▶ What you will do:
From the entries that follow, gather each line holding the word "一带一路".

▶ Dataset:
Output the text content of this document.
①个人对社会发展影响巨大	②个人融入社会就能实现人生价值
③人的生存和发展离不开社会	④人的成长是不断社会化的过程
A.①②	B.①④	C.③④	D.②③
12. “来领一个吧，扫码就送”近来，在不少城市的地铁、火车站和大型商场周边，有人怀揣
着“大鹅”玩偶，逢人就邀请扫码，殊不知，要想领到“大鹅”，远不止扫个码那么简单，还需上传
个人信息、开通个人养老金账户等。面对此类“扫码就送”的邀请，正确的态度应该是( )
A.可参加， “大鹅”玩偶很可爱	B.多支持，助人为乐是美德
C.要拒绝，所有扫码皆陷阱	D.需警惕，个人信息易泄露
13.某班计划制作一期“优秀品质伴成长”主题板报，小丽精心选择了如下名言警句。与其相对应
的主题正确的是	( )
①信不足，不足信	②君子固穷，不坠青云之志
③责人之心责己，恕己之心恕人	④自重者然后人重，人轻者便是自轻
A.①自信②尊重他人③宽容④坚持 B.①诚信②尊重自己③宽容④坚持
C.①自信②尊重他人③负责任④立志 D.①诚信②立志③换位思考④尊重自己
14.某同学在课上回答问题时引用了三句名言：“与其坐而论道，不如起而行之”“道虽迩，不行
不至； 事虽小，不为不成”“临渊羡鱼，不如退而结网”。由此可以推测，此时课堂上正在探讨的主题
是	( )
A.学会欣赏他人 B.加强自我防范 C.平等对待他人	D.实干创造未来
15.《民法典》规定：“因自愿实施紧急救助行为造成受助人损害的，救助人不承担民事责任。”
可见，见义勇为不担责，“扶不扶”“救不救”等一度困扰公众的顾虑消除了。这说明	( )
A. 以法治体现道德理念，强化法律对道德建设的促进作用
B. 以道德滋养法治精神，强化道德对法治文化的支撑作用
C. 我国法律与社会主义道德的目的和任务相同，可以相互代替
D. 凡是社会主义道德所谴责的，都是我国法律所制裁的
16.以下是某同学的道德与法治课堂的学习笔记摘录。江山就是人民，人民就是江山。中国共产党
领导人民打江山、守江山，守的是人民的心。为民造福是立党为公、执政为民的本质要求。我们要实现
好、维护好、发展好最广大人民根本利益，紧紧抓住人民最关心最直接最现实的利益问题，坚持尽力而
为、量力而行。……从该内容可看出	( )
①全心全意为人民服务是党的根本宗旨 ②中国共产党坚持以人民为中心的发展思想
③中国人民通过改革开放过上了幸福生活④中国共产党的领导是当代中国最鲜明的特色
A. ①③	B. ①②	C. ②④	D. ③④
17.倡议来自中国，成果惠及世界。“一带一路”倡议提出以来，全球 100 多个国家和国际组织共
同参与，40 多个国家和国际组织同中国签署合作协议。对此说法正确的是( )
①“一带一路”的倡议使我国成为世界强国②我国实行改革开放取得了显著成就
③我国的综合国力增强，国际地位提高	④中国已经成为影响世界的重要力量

▶ Task answer:
17.倡议来自中国，成果惠及世界。“一带一路”倡议提出以来，全球 100 多个国家和国际组织共
①“一带一路”的倡议使我国成为世界强国②我国实行改革开放取得了显著成就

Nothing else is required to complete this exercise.